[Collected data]
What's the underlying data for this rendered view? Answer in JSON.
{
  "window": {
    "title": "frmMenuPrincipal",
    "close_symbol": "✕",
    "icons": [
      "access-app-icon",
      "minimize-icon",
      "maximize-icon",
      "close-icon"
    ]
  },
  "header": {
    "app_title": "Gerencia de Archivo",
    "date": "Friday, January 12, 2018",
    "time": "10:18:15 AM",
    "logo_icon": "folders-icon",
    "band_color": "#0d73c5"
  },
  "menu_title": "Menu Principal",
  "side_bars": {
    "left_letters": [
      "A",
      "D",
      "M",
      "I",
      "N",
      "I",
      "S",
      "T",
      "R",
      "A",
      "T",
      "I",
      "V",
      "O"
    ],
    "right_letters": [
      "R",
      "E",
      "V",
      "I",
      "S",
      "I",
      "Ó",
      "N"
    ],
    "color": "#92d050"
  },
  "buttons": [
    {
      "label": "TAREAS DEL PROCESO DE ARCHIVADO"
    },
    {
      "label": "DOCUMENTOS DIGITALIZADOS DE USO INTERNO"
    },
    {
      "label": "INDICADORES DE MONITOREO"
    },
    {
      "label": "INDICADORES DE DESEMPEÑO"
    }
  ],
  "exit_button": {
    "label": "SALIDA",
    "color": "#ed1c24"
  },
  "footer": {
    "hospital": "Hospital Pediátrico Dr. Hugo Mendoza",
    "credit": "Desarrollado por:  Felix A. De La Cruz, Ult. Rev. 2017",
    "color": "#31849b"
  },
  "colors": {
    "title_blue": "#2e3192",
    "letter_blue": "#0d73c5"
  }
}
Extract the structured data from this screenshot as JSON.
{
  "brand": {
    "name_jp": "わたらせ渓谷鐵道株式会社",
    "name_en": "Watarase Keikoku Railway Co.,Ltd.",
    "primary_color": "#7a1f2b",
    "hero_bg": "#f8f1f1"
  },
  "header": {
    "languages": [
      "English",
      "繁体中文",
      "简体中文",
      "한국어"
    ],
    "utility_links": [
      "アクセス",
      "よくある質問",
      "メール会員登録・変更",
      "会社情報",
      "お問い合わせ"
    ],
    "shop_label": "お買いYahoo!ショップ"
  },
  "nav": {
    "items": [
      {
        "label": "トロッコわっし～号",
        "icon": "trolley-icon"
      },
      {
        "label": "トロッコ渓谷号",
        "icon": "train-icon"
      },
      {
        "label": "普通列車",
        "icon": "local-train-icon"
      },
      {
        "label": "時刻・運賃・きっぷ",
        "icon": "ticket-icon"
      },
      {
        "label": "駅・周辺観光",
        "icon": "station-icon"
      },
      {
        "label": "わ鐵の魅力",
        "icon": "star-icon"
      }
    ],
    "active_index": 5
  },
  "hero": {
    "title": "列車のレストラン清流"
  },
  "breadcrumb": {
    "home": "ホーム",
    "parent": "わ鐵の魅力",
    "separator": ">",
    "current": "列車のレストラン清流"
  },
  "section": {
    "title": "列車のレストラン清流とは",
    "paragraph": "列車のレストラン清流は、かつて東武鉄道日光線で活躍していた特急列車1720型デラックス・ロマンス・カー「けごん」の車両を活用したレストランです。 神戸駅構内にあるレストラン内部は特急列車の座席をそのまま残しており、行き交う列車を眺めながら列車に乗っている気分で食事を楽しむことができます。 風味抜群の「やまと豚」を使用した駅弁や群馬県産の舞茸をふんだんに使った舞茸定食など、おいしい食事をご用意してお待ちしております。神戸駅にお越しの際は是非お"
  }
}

**YOUR GOAL:**
Identify the lines that contain the string "train", and copy every one of them.

**OUTPUT OF THE TASK:**
        "icon": "train-icon"
        "icon": "local-train-icon"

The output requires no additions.